**WORK TO BE COMPLETED:** Retype all material exactly. Pictures stay out of the copy.

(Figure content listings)

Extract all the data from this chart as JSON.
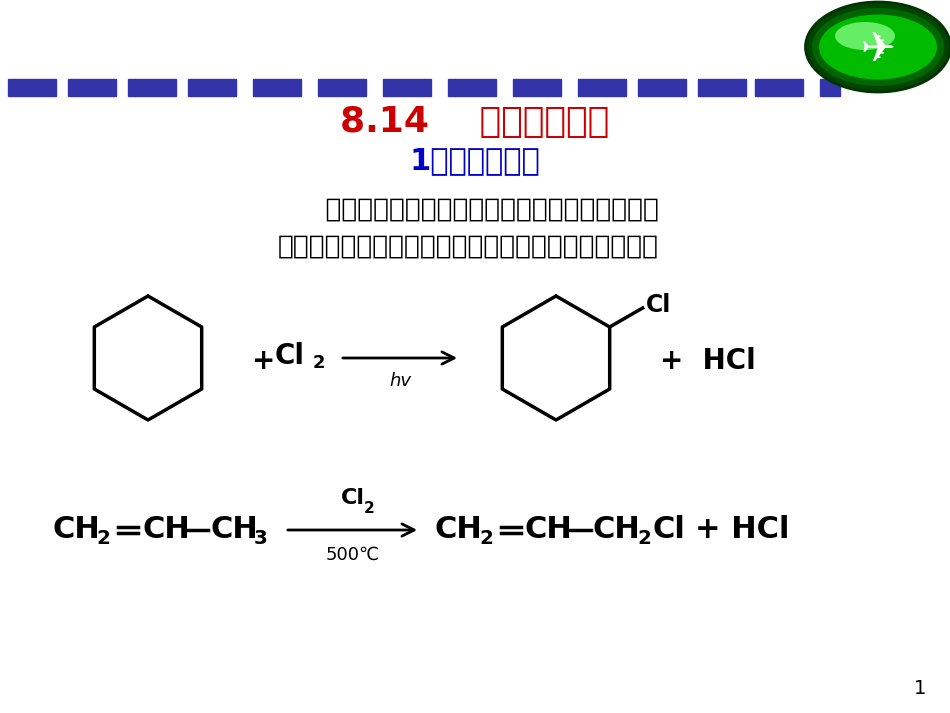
{
  "title1": "8.14    卤代烃的制备",
  "title2": "1、烷烃的卤代",
  "title1_color": "#CC0000",
  "title2_color": "#0000CC",
  "body_text1": "    反应不易停留在一元取代阶段，通常得到多卤代",
  "body_text2": "的混合物。但可用于结构较为特殊的烷烃制取一卤烷。",
  "bg_color": "#FFFFFF",
  "dash_color": "#3333AA",
  "page_number": "1"
}
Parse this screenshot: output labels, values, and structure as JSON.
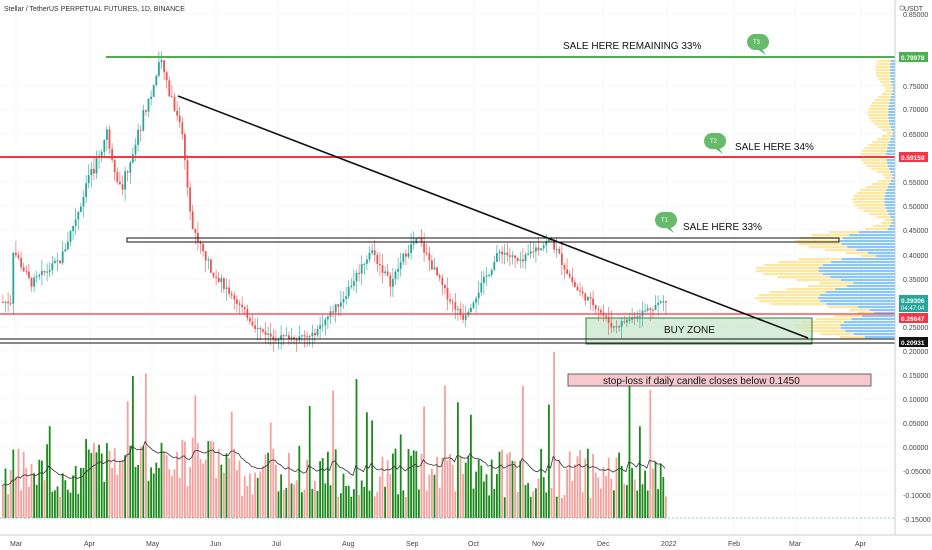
{
  "header": {
    "symbol_title": "Stellar / TetherUS PERPETUAL FUTURES, 1D, BINANCE"
  },
  "axis": {
    "currency": "USDT",
    "y_ticks": [
      "0.85000",
      "0.75000",
      "0.70000",
      "0.65000",
      "0.60000",
      "0.55000",
      "0.50000",
      "0.45000",
      "0.40000",
      "0.35000",
      "0.30000",
      "0.25000",
      "0.20000",
      "0.15000",
      "0.10000",
      "0.05000",
      "0.00000",
      "-0.05000",
      "-0.10000",
      "-0.15000"
    ],
    "x_ticks": [
      "Mar",
      "Apr",
      "May",
      "Jun",
      "Jul",
      "Aug",
      "Sep",
      "Oct",
      "Nov",
      "Dec",
      "2022",
      "Feb",
      "Mar",
      "Apr"
    ]
  },
  "price_tags": {
    "t3_level": "0.79978",
    "t2_level": "0.59159",
    "current_price": "0.29306",
    "countdown": "04:47:04",
    "support_level": "0.26647",
    "floor_level": "0.20931"
  },
  "annotations": {
    "t3_text": "SALE HERE REMAINING 33%",
    "t2_text": "SALE HERE 34%",
    "t1_text": "SALE HERE 33%",
    "t3_badge": "T3",
    "t2_badge": "T2",
    "t1_badge": "T1",
    "buy_zone": "BUY ZONE",
    "stop_loss": "stop-loss if daily candle closes below 0.1450"
  },
  "colors": {
    "up": "#26a69a",
    "down": "#ef5350",
    "target_green": "#4caf50",
    "resistance_red": "#f23645",
    "badge_green": "#66bb6a",
    "buy_zone_fill": "#c8e6c9",
    "stop_fill": "#f8c8cc",
    "vp_blue": "#64b5f6",
    "vp_yellow": "#ffd54f"
  },
  "chart_data": {
    "type": "line",
    "x": [
      "Mar",
      "Apr",
      "May",
      "Jun",
      "Jul",
      "Aug",
      "Sep",
      "Oct",
      "Nov",
      "Dec",
      "2022"
    ],
    "series": [
      {
        "values": [
          0.41,
          0.52,
          0.7,
          0.36,
          0.22,
          0.3,
          0.4,
          0.28,
          0.4,
          0.28,
          0.293
        ]
      }
    ],
    "levels": [
      0.79978,
      0.59159,
      0.42,
      0.26647,
      0.20931
    ],
    "ylim": [
      -0.17,
      0.88
    ]
  }
}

**ANSWER TO THIS PROBLEM:**
Extract all the data from this chart as JSON.
{
  "title1": "8.14    卤代烃的制备",
  "title2": "1、烷烃的卤代",
  "title1_color": "#CC0000",
  "title2_color": "#0000CC",
  "body_text1": "    反应不易停留在一元取代阶段，通常得到多卤代",
  "body_text2": "的混合物。但可用于结构较为特殊的烷烃制取一卤烷。",
  "bg_color": "#FFFFFF",
  "dash_color": "#3333AA",
  "page_number": "1"
}
Parse this screenshot: output labels, values, and structure as JSON.
{
  "header": {
    "symbol_title": "Stellar / TetherUS PERPETUAL FUTURES, 1D, BINANCE"
  },
  "axis": {
    "currency": "USDT",
    "y_ticks": [
      "0.85000",
      "0.75000",
      "0.70000",
      "0.65000",
      "0.60000",
      "0.55000",
      "0.50000",
      "0.45000",
      "0.40000",
      "0.35000",
      "0.30000",
      "0.25000",
      "0.20000",
      "0.15000",
      "0.10000",
      "0.05000",
      "0.00000",
      "-0.05000",
      "-0.10000",
      "-0.15000"
    ],
    "x_ticks": [
      "Mar",
      "Apr",
      "May",
      "Jun",
      "Jul",
      "Aug",
      "Sep",
      "Oct",
      "Nov",
      "Dec",
      "2022",
      "Feb",
      "Mar",
      "Apr"
    ]
  },
  "price_tags": {
    "t3_level": "0.79978",
    "t2_level": "0.59159",
    "current_price": "0.29306",
    "countdown": "04:47:04",
    "support_level": "0.26647",
    "floor_level": "0.20931"
  },
  "annotations": {
    "t3_text": "SALE HERE REMAINING 33%",
    "t2_text": "SALE HERE 34%",
    "t1_text": "SALE HERE 33%",
    "t3_badge": "T3",
    "t2_badge": "T2",
    "t1_badge": "T1",
    "buy_zone": "BUY ZONE",
    "stop_loss": "stop-loss if daily candle closes below 0.1450"
  },
  "colors": {
    "up": "#26a69a",
    "down": "#ef5350",
    "target_green": "#4caf50",
    "resistance_red": "#f23645",
    "badge_green": "#66bb6a",
    "buy_zone_fill": "#c8e6c9",
    "stop_fill": "#f8c8cc",
    "vp_blue": "#64b5f6",
    "vp_yellow": "#ffd54f"
  },
  "chart_data": {
    "type": "line",
    "x": [
      "Mar",
      "Apr",
      "May",
      "Jun",
      "Jul",
      "Aug",
      "Sep",
      "Oct",
      "Nov",
      "Dec",
      "2022"
    ],
    "series": [
      {
        "values": [
          0.41,
          0.52,
          0.7,
          0.36,
          0.22,
          0.3,
          0.4,
          0.28,
          0.4,
          0.28,
          0.293
        ]
      }
    ],
    "levels": [
      0.79978,
      0.59159,
      0.42,
      0.26647,
      0.20931
    ],
    "ylim": [
      -0.17,
      0.88
    ]
  }
}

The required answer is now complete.